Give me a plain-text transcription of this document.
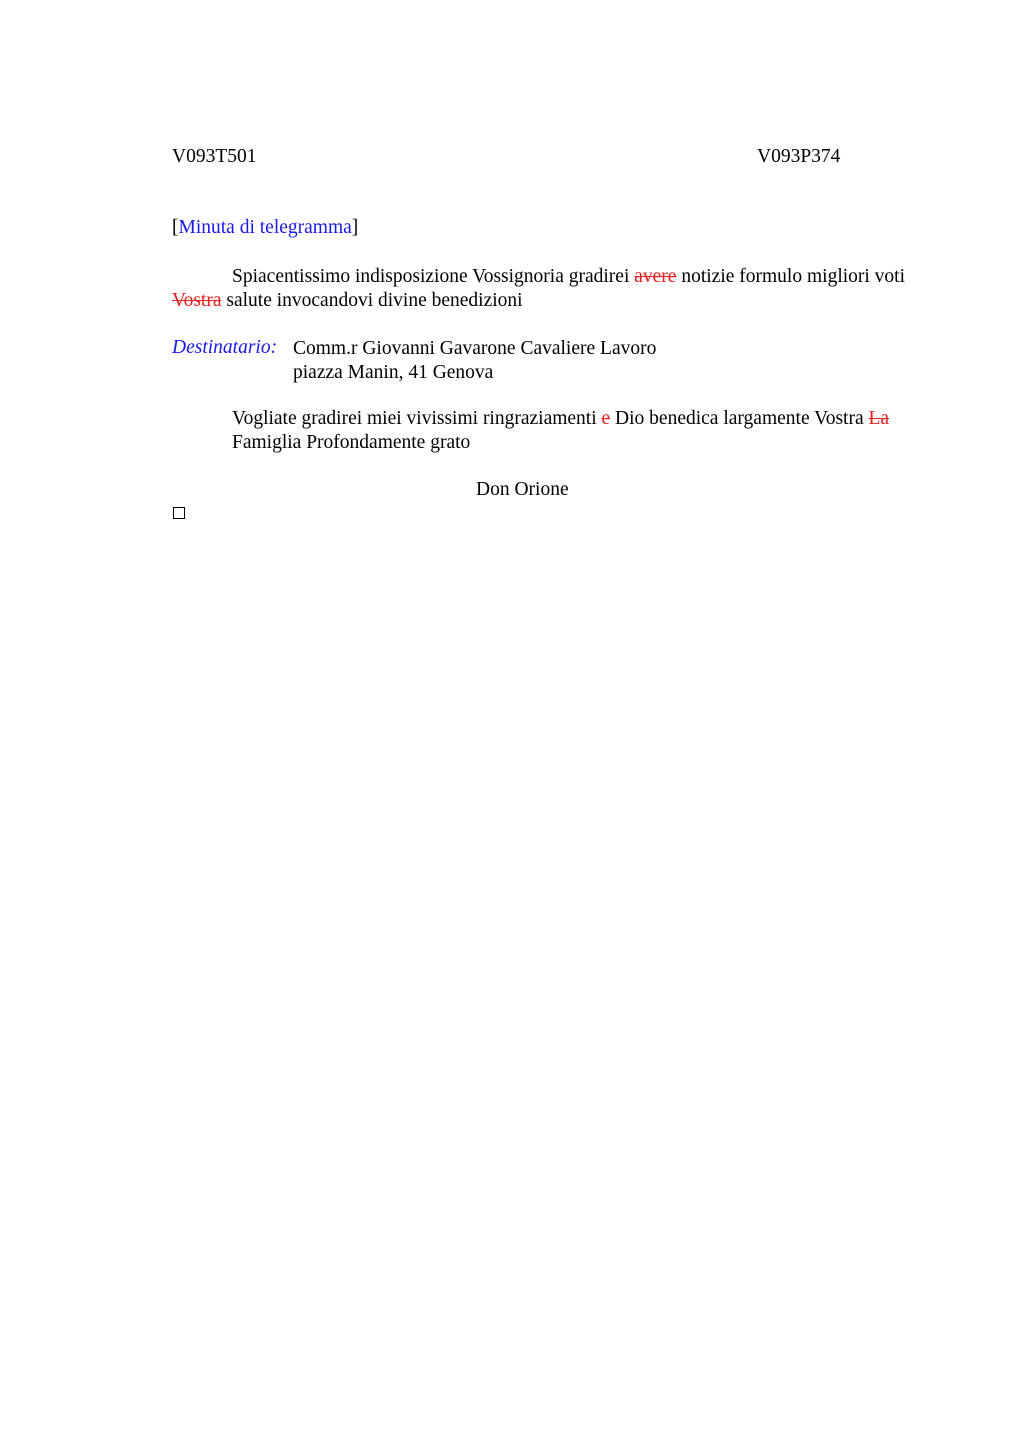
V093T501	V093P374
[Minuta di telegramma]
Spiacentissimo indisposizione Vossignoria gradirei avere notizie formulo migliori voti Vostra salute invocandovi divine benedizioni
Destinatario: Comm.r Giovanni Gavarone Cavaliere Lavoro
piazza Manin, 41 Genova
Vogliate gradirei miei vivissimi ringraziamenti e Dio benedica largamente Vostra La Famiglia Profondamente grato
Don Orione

---

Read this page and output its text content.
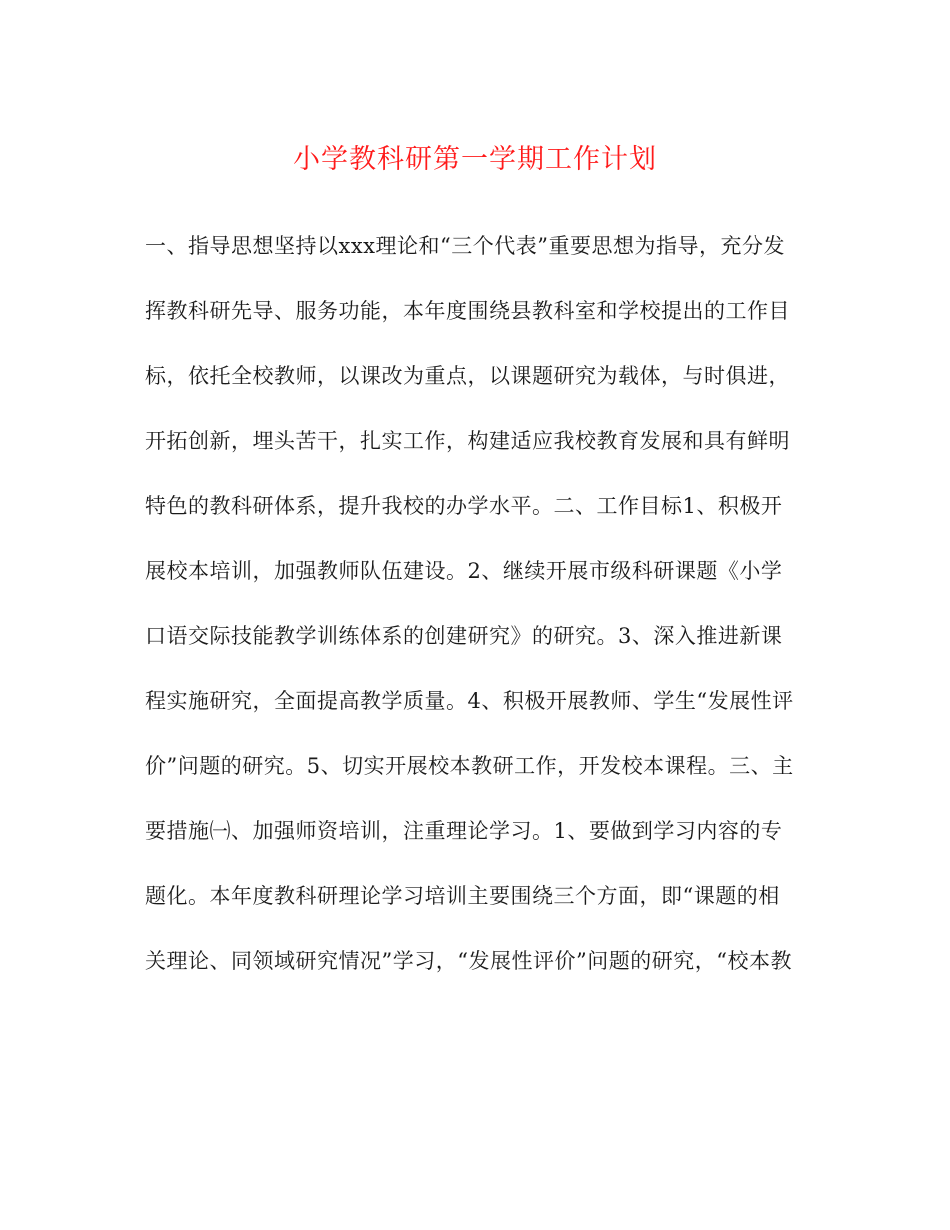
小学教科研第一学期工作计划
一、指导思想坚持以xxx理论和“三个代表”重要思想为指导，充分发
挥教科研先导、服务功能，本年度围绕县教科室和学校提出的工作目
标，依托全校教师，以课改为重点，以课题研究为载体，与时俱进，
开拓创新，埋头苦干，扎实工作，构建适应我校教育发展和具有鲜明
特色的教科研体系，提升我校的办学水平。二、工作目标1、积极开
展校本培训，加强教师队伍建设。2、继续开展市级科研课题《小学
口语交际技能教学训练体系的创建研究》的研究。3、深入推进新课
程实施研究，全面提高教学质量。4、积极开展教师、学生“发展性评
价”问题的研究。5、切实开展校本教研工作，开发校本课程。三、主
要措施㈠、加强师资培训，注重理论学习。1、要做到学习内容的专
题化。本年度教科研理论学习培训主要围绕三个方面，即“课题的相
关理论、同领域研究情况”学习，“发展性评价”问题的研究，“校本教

* _WHAT THE TASK REQUIRES_
Copy out all lines that carry the word "gradirei".

* _THE COMPLETED TASK_
Spiacentissimo indisposizione Vossignoria gradirei avere notizie formulo migliori voti Vostra salute invocandovi divine benedizioni
Vogliate gradirei miei vivissimi ringraziamenti e Dio benedica largamente Vostra La Famiglia Profondamente grato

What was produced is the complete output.